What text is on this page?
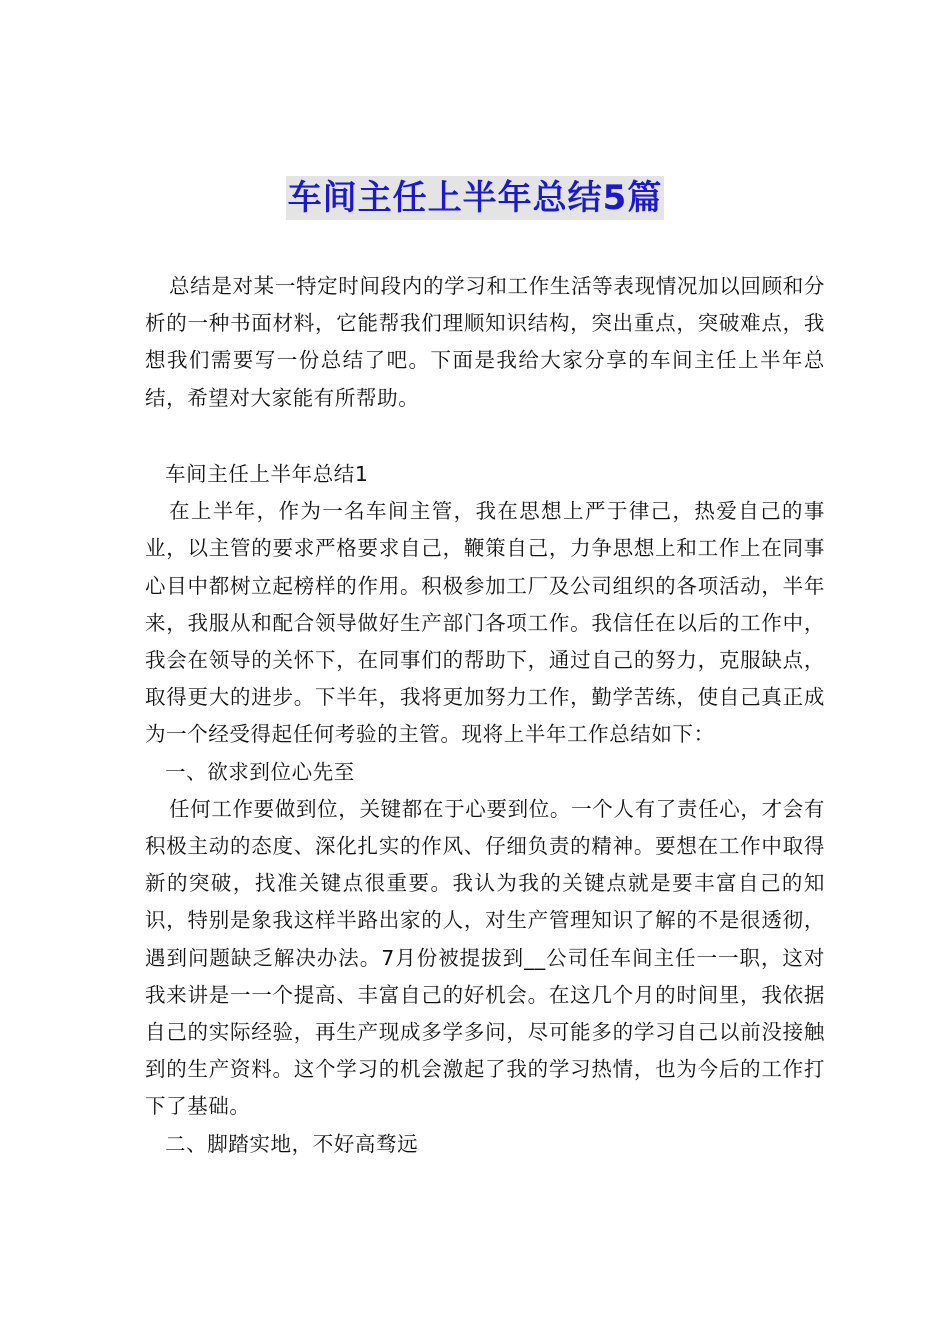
车间主任上半年总结5篇

总结是对某一特定时间段内的学习和工作生活等表现情况加以回顾和分析的一种书面材料，它能帮我们理顺知识结构，突出重点，突破难点，我想我们需要写一份总结了吧。下面是我给大家分享的车间主任上半年总结，希望对大家能有所帮助。

车间主任上半年总结1

在上半年，作为一名车间主管，我在思想上严于律己，热爱自己的事业，以主管的要求严格要求自己，鞭策自己，力争思想上和工作上在同事心目中都树立起榜样的作用。积极参加工厂及公司组织的各项活动，半年来，我服从和配合领导做好生产部门各项工作。我信任在以后的工作中，我会在领导的关怀下，在同事们的帮助下，通过自己的努力，克服缺点，取得更大的进步。下半年，我将更加努力工作，勤学苦练，使自己真正成为一个经受得起任何考验的主管。现将上半年工作总结如下：

一、欲求到位心先至

任何工作要做到位，关键都在于心要到位。一个人有了责任心，才会有积极主动的态度、深化扎实的作风、仔细负责的精神。要想在工作中取得新的突破，找准关键点很重要。我认为我的关键点就是要丰富自己的知识，特别是象我这样半路出家的人，对生产管理知识了解的不是很透彻，遇到问题缺乏解决办法。7月份被提拔到__公司任车间主任一一职，这对我来讲是一一个提高、丰富自己的好机会。在这几个月的时间里，我依据自己的实际经验，再生产现成多学多问，尽可能多的学习自己以前没接触到的生产资料。这个学习的机会激起了我的学习热情，也为今后的工作打下了基础。

二、脚踏实地，不好高骛远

** What you will do **
Print each line of the material above exactly, with the pictures removed from your copy.

** Correct response **
What text is on this page?
车间主任上半年总结5篇

总结是对某一特定时间段内的学习和工作生活等表现情况加以回顾和分析的一种书面材料，它能帮我们理顺知识结构，突出重点，突破难点，我想我们需要写一份总结了吧。下面是我给大家分享的车间主任上半年总结，希望对大家能有所帮助。

车间主任上半年总结1

在上半年，作为一名车间主管，我在思想上严于律己，热爱自己的事业，以主管的要求严格要求自己，鞭策自己，力争思想上和工作上在同事心目中都树立起榜样的作用。积极参加工厂及公司组织的各项活动，半年来，我服从和配合领导做好生产部门各项工作。我信任在以后的工作中，我会在领导的关怀下，在同事们的帮助下，通过自己的努力，克服缺点，取得更大的进步。下半年，我将更加努力工作，勤学苦练，使自己真正成为一个经受得起任何考验的主管。现将上半年工作总结如下：

一、欲求到位心先至

任何工作要做到位，关键都在于心要到位。一个人有了责任心，才会有积极主动的态度、深化扎实的作风、仔细负责的精神。要想在工作中取得新的突破，找准关键点很重要。我认为我的关键点就是要丰富自己的知识，特别是象我这样半路出家的人，对生产管理知识了解的不是很透彻，遇到问题缺乏解决办法。7月份被提拔到__公司任车间主任一一职，这对我来讲是一一个提高、丰富自己的好机会。在这几个月的时间里，我依据自己的实际经验，再生产现成多学多问，尽可能多的学习自己以前没接触到的生产资料。这个学习的机会激起了我的学习热情，也为今后的工作打下了基础。

二、脚踏实地，不好高骛远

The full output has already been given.